Exercise prompt:
Copy the items below, swapping each "legend-swatch" for "legend-marker" and keeping everything else unchanged.

(Element box records)
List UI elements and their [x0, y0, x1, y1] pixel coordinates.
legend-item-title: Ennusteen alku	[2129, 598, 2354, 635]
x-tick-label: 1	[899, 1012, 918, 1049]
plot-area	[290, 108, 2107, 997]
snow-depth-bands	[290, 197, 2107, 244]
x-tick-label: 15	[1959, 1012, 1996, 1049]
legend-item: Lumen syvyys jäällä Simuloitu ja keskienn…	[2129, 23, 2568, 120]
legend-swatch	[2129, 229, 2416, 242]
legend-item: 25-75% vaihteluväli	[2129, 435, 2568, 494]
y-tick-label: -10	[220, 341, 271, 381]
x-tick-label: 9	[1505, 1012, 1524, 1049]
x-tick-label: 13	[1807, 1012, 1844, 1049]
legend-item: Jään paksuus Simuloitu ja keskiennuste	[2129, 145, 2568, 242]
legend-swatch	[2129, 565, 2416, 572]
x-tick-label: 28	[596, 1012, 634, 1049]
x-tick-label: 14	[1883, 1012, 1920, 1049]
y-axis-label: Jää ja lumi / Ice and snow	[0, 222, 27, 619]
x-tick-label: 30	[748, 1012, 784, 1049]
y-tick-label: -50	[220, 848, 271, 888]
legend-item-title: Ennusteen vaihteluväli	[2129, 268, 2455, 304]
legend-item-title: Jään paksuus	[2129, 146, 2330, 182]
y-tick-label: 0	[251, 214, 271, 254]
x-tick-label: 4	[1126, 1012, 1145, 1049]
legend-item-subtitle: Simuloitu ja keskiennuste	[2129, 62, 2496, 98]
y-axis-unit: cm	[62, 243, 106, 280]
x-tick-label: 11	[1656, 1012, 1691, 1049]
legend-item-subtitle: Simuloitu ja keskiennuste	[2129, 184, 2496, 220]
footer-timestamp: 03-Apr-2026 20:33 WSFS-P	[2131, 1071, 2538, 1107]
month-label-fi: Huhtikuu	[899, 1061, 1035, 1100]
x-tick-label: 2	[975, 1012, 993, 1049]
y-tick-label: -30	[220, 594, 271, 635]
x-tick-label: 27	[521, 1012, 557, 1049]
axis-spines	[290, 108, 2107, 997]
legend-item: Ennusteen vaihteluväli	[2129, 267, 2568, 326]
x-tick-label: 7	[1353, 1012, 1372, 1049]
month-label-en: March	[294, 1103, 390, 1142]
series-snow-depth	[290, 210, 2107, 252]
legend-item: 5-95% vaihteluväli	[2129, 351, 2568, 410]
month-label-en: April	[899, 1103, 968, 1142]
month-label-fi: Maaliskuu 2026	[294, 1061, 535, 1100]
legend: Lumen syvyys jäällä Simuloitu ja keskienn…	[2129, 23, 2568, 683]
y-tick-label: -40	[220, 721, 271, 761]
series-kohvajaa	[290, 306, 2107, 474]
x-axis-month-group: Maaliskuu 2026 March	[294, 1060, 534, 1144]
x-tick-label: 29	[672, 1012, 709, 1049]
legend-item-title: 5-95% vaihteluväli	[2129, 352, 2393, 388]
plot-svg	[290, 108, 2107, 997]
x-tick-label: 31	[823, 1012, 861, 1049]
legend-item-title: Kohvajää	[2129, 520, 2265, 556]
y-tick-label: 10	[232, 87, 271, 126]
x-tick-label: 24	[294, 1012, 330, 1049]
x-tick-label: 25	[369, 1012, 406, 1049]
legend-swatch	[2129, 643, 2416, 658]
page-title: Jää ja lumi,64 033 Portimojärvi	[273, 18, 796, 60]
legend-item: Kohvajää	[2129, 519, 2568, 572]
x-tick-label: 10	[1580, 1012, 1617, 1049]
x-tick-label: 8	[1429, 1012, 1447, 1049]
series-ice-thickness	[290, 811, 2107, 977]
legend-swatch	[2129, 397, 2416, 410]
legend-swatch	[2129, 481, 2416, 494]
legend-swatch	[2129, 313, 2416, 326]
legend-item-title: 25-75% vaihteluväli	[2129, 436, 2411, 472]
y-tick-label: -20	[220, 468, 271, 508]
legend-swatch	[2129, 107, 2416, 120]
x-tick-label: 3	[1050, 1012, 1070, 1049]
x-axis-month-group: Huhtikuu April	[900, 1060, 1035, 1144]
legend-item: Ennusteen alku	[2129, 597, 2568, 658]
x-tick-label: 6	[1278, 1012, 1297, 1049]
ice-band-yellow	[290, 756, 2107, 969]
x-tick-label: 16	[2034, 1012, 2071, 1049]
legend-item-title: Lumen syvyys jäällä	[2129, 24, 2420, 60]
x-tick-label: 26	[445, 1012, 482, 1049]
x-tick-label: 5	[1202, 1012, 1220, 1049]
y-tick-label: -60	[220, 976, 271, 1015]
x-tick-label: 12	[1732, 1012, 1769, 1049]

Reply:
List UI elements and their [x0, y0, x1, y1] pixel coordinates.
legend-item-title: Ennusteen alku	[2129, 598, 2354, 635]
x-tick-label: 1	[899, 1012, 918, 1049]
plot-area	[290, 108, 2107, 997]
snow-depth-bands	[290, 197, 2107, 244]
x-tick-label: 15	[1959, 1012, 1996, 1049]
legend-item: Lumen syvyys jäällä Simuloitu ja keskienn…	[2129, 23, 2568, 120]
legend-marker	[2129, 229, 2416, 242]
legend-item: 25-75% vaihteluväli	[2129, 435, 2568, 494]
y-tick-label: -10	[220, 341, 271, 381]
x-tick-label: 9	[1505, 1012, 1524, 1049]
x-tick-label: 13	[1807, 1012, 1844, 1049]
legend-item: Jään paksuus Simuloitu ja keskiennuste	[2129, 145, 2568, 242]
legend-marker	[2129, 565, 2416, 572]
x-tick-label: 28	[596, 1012, 634, 1049]
x-tick-label: 14	[1883, 1012, 1920, 1049]
y-axis-label: Jää ja lumi / Ice and snow	[0, 222, 27, 619]
x-tick-label: 30	[748, 1012, 784, 1049]
y-tick-label: -50	[220, 848, 271, 888]
legend-item-title: Ennusteen vaihteluväli	[2129, 268, 2455, 304]
legend-item-title: Jään paksuus	[2129, 146, 2330, 182]
y-tick-label: 0	[251, 214, 271, 254]
x-tick-label: 4	[1126, 1012, 1145, 1049]
legend-item-subtitle: Simuloitu ja keskiennuste	[2129, 62, 2496, 98]
y-axis-unit: cm	[62, 243, 106, 280]
x-tick-label: 11	[1656, 1012, 1691, 1049]
legend-item-subtitle: Simuloitu ja keskiennuste	[2129, 184, 2496, 220]
footer-timestamp: 03-Apr-2026 20:33 WSFS-P	[2131, 1071, 2538, 1107]
month-label-fi: Huhtikuu	[899, 1061, 1035, 1100]
x-tick-label: 2	[975, 1012, 993, 1049]
y-tick-label: -30	[220, 594, 271, 635]
x-tick-label: 27	[521, 1012, 557, 1049]
axis-spines	[290, 108, 2107, 997]
legend-item: Ennusteen vaihteluväli	[2129, 267, 2568, 326]
x-tick-label: 7	[1353, 1012, 1372, 1049]
month-label-en: March	[294, 1103, 390, 1142]
series-snow-depth	[290, 210, 2107, 252]
legend-item: 5-95% vaihteluväli	[2129, 351, 2568, 410]
month-label-en: April	[899, 1103, 968, 1142]
month-label-fi: Maaliskuu 2026	[294, 1061, 535, 1100]
legend: Lumen syvyys jäällä Simuloitu ja keskienn…	[2129, 23, 2568, 683]
y-tick-label: -40	[220, 721, 271, 761]
series-kohvajaa	[290, 306, 2107, 474]
x-axis-month-group: Maaliskuu 2026 March	[294, 1060, 534, 1144]
x-tick-label: 29	[672, 1012, 709, 1049]
legend-item-title: 5-95% vaihteluväli	[2129, 352, 2393, 388]
plot-svg	[290, 108, 2107, 997]
x-tick-label: 31	[823, 1012, 861, 1049]
legend-item-title: Kohvajää	[2129, 520, 2265, 556]
y-tick-label: 10	[232, 87, 271, 126]
x-tick-label: 24	[294, 1012, 330, 1049]
x-tick-label: 25	[369, 1012, 406, 1049]
legend-marker	[2129, 643, 2416, 658]
page-title: Jää ja lumi,64 033 Portimojärvi	[273, 18, 796, 60]
legend-item: Kohvajää	[2129, 519, 2568, 572]
x-tick-label: 10	[1580, 1012, 1617, 1049]
x-tick-label: 8	[1429, 1012, 1447, 1049]
series-ice-thickness	[290, 811, 2107, 977]
legend-marker	[2129, 397, 2416, 410]
legend-marker	[2129, 481, 2416, 494]
legend-marker	[2129, 313, 2416, 326]
legend-item-title: 25-75% vaihteluväli	[2129, 436, 2411, 472]
y-tick-label: -20	[220, 468, 271, 508]
legend-marker	[2129, 107, 2416, 120]
x-tick-label: 3	[1050, 1012, 1070, 1049]
x-axis-month-group: Huhtikuu April	[900, 1060, 1035, 1144]
legend-item: Ennusteen alku	[2129, 597, 2568, 658]
x-tick-label: 6	[1278, 1012, 1297, 1049]
ice-band-yellow	[290, 756, 2107, 969]
x-tick-label: 16	[2034, 1012, 2071, 1049]
legend-item-title: Lumen syvyys jäällä	[2129, 24, 2420, 60]
x-tick-label: 26	[445, 1012, 482, 1049]
x-tick-label: 5	[1202, 1012, 1220, 1049]
y-tick-label: -60	[220, 976, 271, 1015]
x-tick-label: 12	[1732, 1012, 1769, 1049]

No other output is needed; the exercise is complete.